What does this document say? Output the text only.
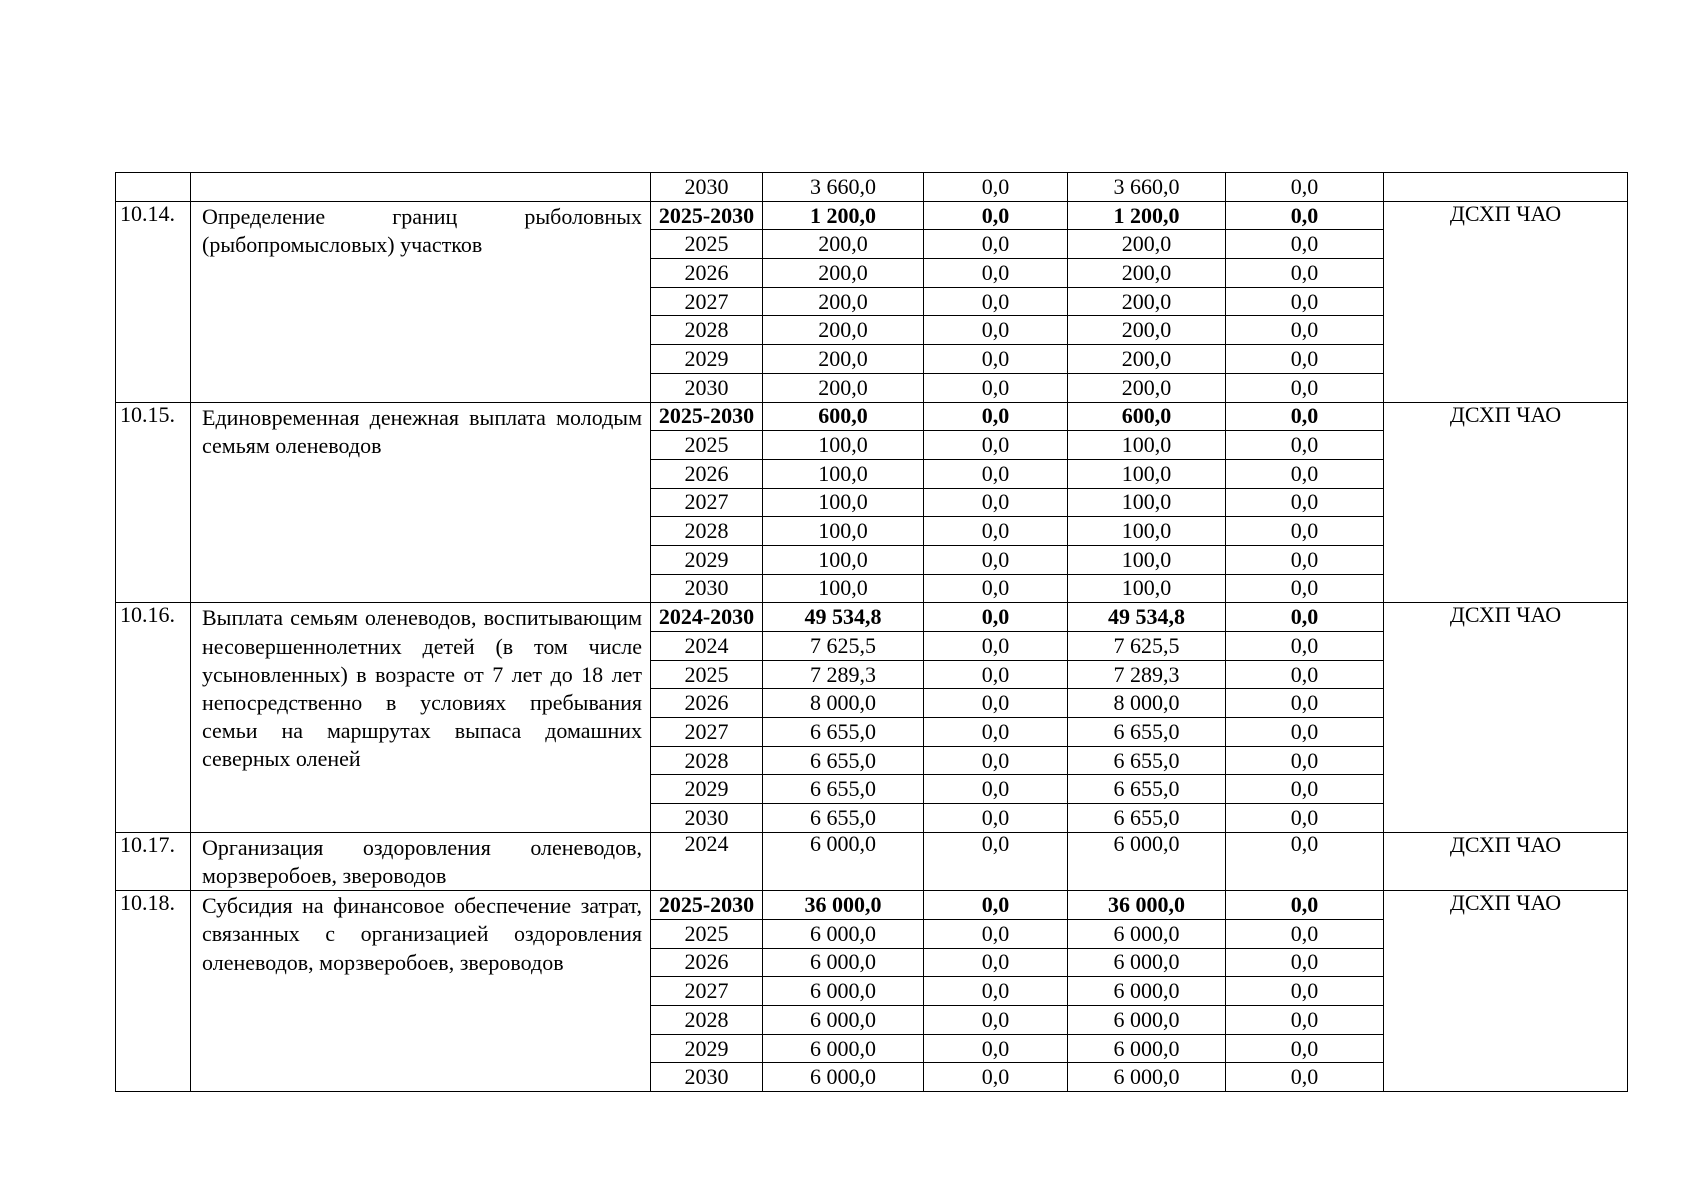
		2030	3 660,0	0,0	3 660,0	0,0	
10.14.	Определение границ рыболовных (рыбопромысловых) участков	2025-2030	1 200,0	0,0	1 200,0	0,0	ДСХП ЧАО
		2025	200,0	0,0	200,0	0,0	
		2026	200,0	0,0	200,0	0,0	
		2027	200,0	0,0	200,0	0,0	
		2028	200,0	0,0	200,0	0,0	
		2029	200,0	0,0	200,0	0,0	
		2030	200,0	0,0	200,0	0,0	
10.15.	Единовременная денежная выплата молодым семьям оленеводов	2025-2030	600,0	0,0	600,0	0,0	ДСХП ЧАО
		2025	100,0	0,0	100,0	0,0	
		2026	100,0	0,0	100,0	0,0	
		2027	100,0	0,0	100,0	0,0	
		2028	100,0	0,0	100,0	0,0	
		2029	100,0	0,0	100,0	0,0	
		2030	100,0	0,0	100,0	0,0	
10.16.	Выплата семьям оленеводов, воспитывающим несовершеннолетних детей (в том числе усыновленных) в возрасте от 7 лет до 18 лет непосредственно в условиях пребывания семьи на маршрутах выпаса домашних северных оленей	2024-2030	49 534,8	0,0	49 534,8	0,0	ДСХП ЧАО
		2024	7 625,5	0,0	7 625,5	0,0	
		2025	7 289,3	0,0	7 289,3	0,0	
		2026	8 000,0	0,0	8 000,0	0,0	
		2027	6 655,0	0,0	6 655,0	0,0	
		2028	6 655,0	0,0	6 655,0	0,0	
		2029	6 655,0	0,0	6 655,0	0,0	
		2030	6 655,0	0,0	6 655,0	0,0	
10.17.	Организация оздоровления оленеводов, морзверобоев, звероводов	2024	6 000,0	0,0	6 000,0	0,0	ДСХП ЧАО
10.18.	Субсидия на финансовое обеспечение затрат, связанных с организацией оздоровления оленеводов, морзверобоев, звероводов	2025-2030	36 000,0	0,0	36 000,0	0,0	ДСХП ЧАО
		2025	6 000,0	0,0	6 000,0	0,0	
		2026	6 000,0	0,0	6 000,0	0,0	
		2027	6 000,0	0,0	6 000,0	0,0	
		2028	6 000,0	0,0	6 000,0	0,0	
		2029	6 000,0	0,0	6 000,0	0,0	
		2030	6 000,0	0,0	6 000,0	0,0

========================================

THE REQUEST: Look through the material above. Copy each line where the word "звероводов" appears.

SOLUTION FOR THIS PROBLEM:
10.17.	Организация оздоровления оленеводов, морзверобоев, звероводов	2024	6 000,0	0,0	6 000,0	0,0	ДСХП ЧАО
10.18.	Субсидия на финансовое обеспечение затрат, связанных с организацией оздоровления оленеводов, морзверобоев, звероводов	2025-2030	36 000,0	0,0	36 000,0	0,0	ДСХП ЧАО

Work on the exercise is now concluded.